**Record extracts**
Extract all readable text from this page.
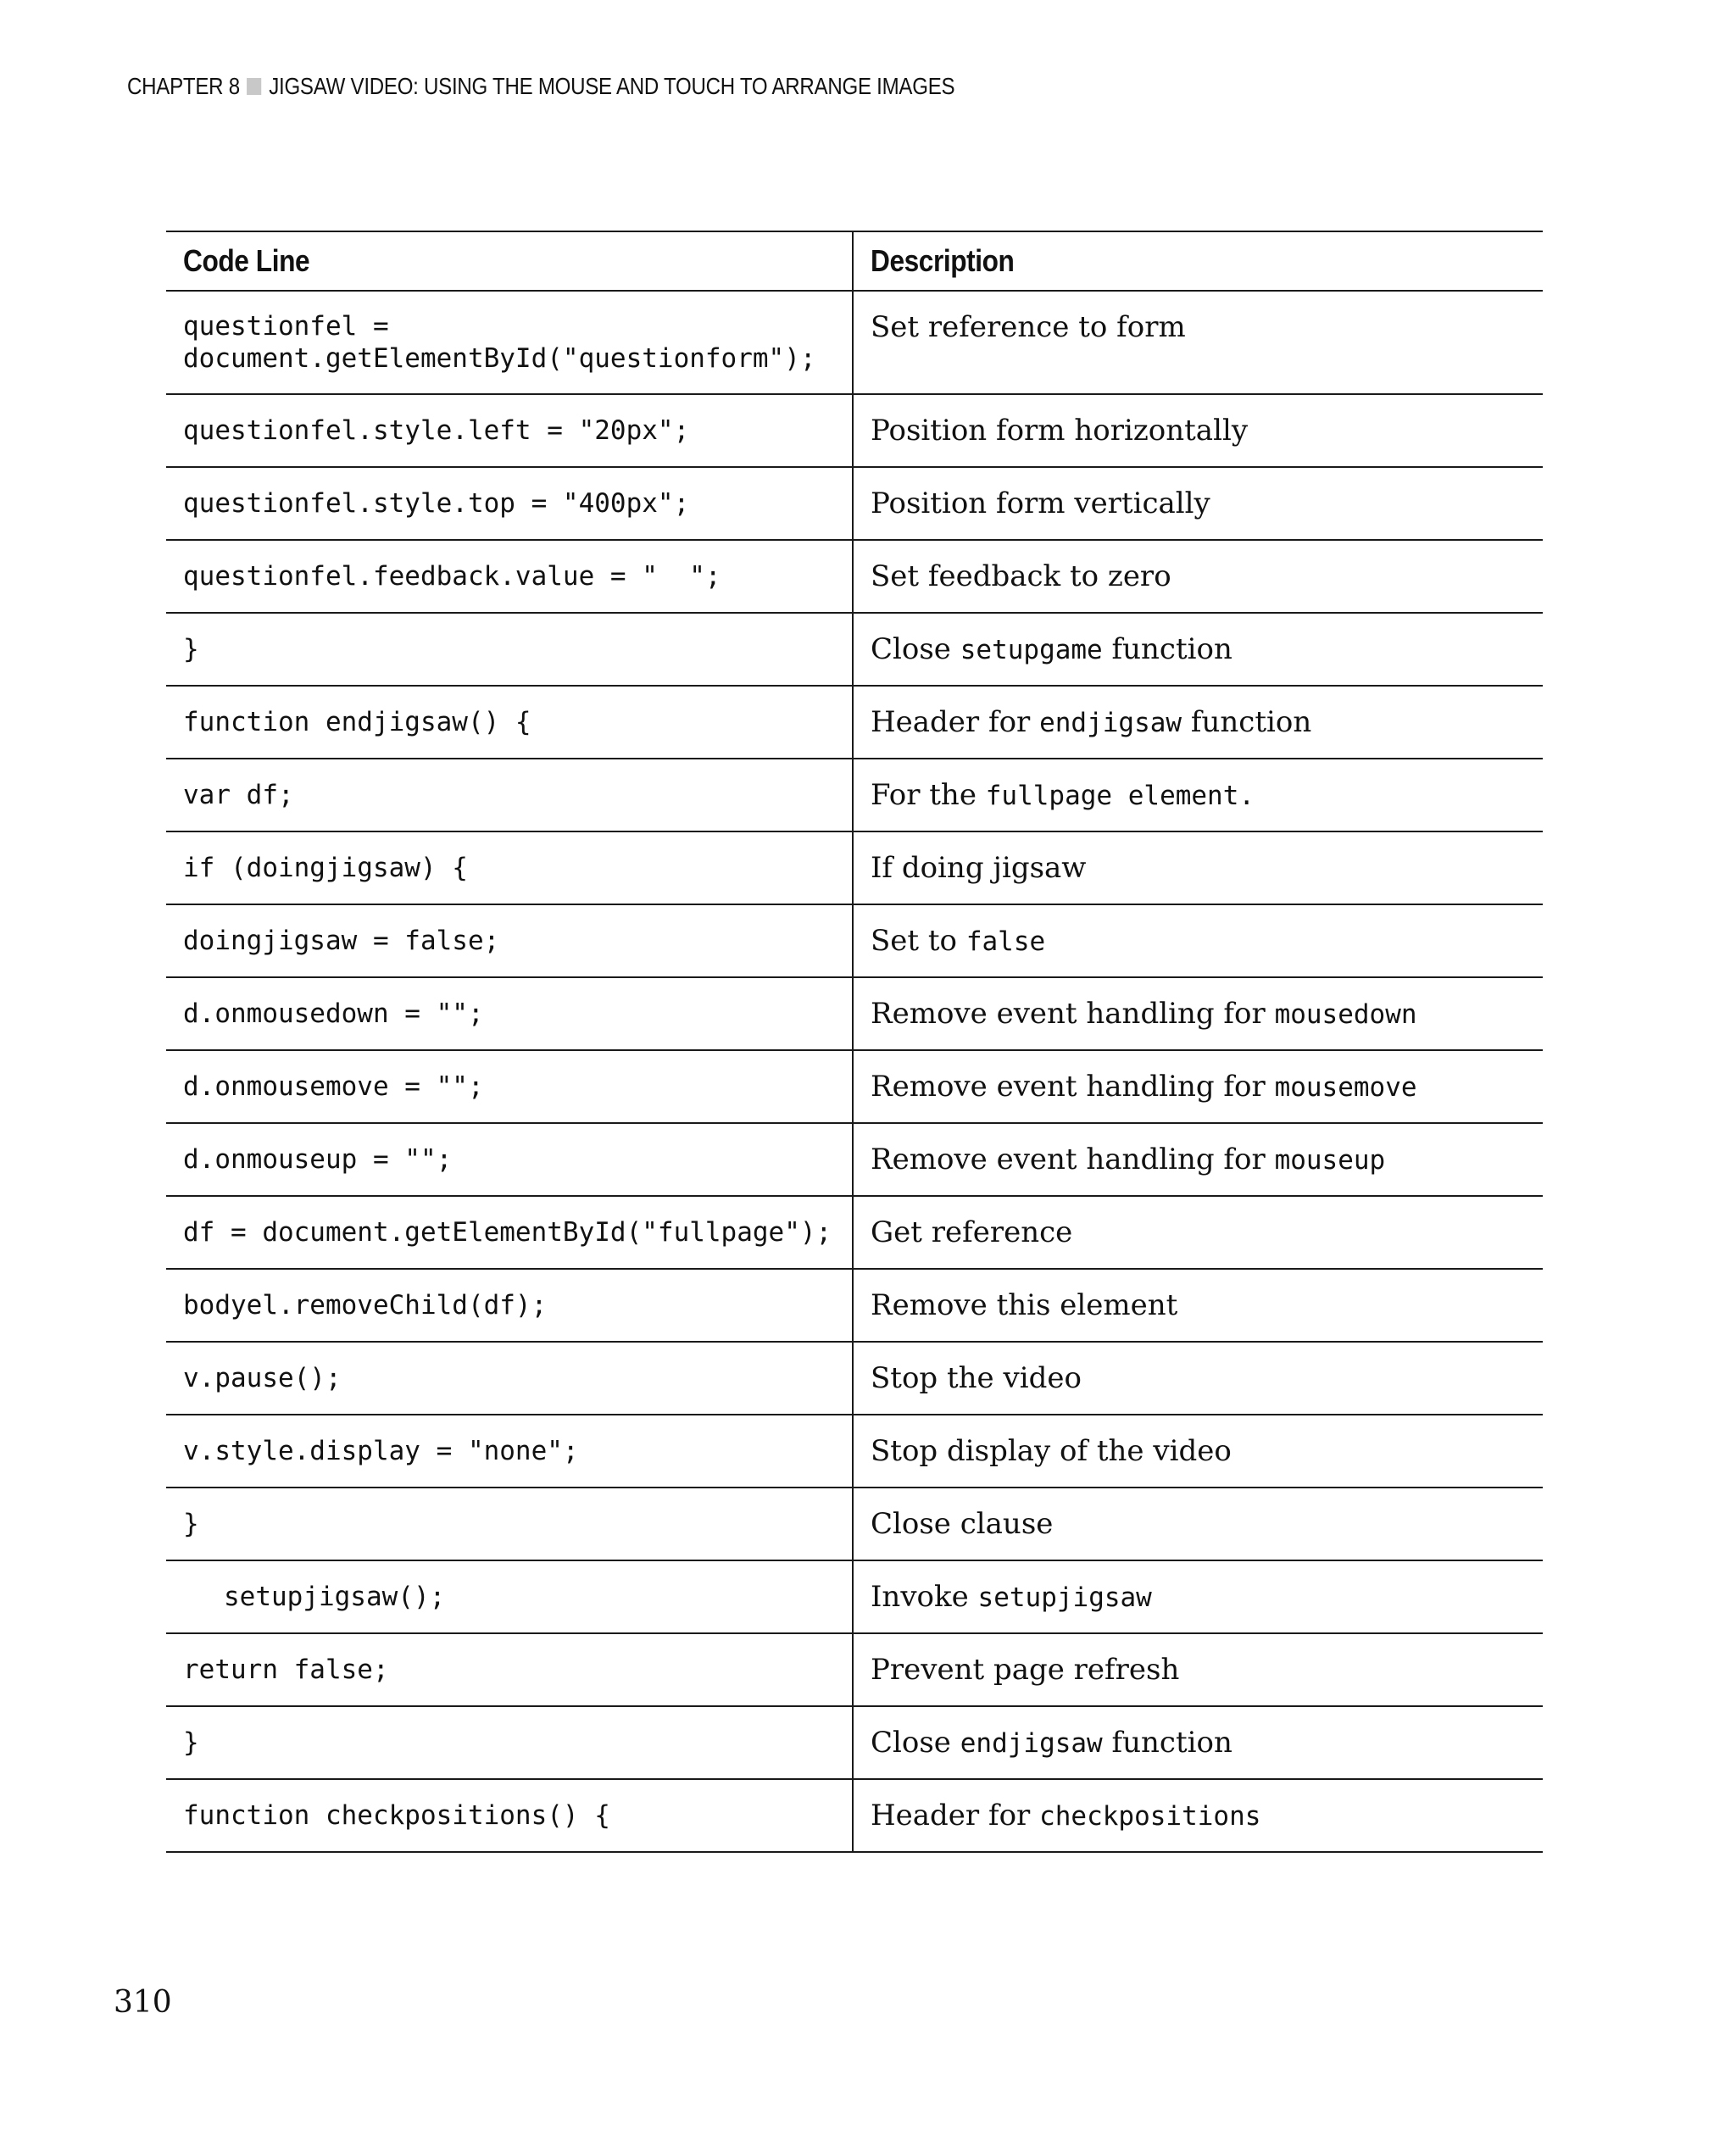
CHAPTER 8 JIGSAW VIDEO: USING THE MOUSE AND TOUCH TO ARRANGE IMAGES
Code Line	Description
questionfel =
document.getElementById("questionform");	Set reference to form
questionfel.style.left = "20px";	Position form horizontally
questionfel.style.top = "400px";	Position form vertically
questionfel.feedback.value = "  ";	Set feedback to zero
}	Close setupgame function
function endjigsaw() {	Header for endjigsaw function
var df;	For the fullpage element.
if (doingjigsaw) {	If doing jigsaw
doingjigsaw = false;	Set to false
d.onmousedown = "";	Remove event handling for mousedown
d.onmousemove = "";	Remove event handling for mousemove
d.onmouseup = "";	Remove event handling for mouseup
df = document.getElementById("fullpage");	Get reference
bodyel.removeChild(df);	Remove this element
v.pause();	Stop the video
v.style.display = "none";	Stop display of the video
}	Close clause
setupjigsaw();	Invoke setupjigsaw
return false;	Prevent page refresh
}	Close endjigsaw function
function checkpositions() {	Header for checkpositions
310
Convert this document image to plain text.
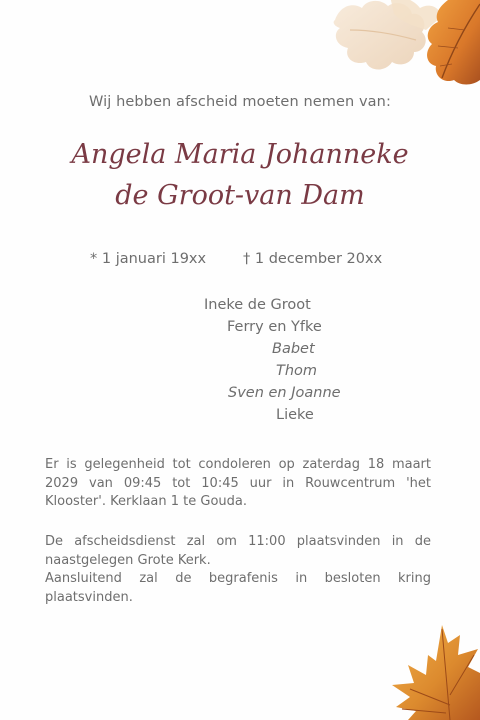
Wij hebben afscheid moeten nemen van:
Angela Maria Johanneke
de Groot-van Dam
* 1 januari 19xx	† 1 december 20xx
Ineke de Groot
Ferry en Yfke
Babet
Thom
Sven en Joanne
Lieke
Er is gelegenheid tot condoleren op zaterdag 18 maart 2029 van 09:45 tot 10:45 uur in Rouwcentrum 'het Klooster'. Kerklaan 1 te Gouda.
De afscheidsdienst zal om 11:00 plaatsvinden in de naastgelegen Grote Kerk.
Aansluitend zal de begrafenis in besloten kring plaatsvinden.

**Task details**
Retype the line containing "Convert this document image to plain text." and all lines after it through the end of the material, exactly and only those, leaving out pictures.

**Output of the exercise**
Convert this document image to plain text.
Wij hebben afscheid moeten nemen van:
Angela Maria Johanneke
de Groot-van Dam
* 1 januari 19xx	† 1 december 20xx
Ineke de Groot
Ferry en Yfke
Babet
Thom
Sven en Joanne
Lieke
Er is gelegenheid tot condoleren op zaterdag 18 maart 2029 van 09:45 tot 10:45 uur in Rouwcentrum 'het Klooster'. Kerklaan 1 te Gouda.
De afscheidsdienst zal om 11:00 plaatsvinden in de naastgelegen Grote Kerk.
Aansluitend zal de begrafenis in besloten kring plaatsvinden.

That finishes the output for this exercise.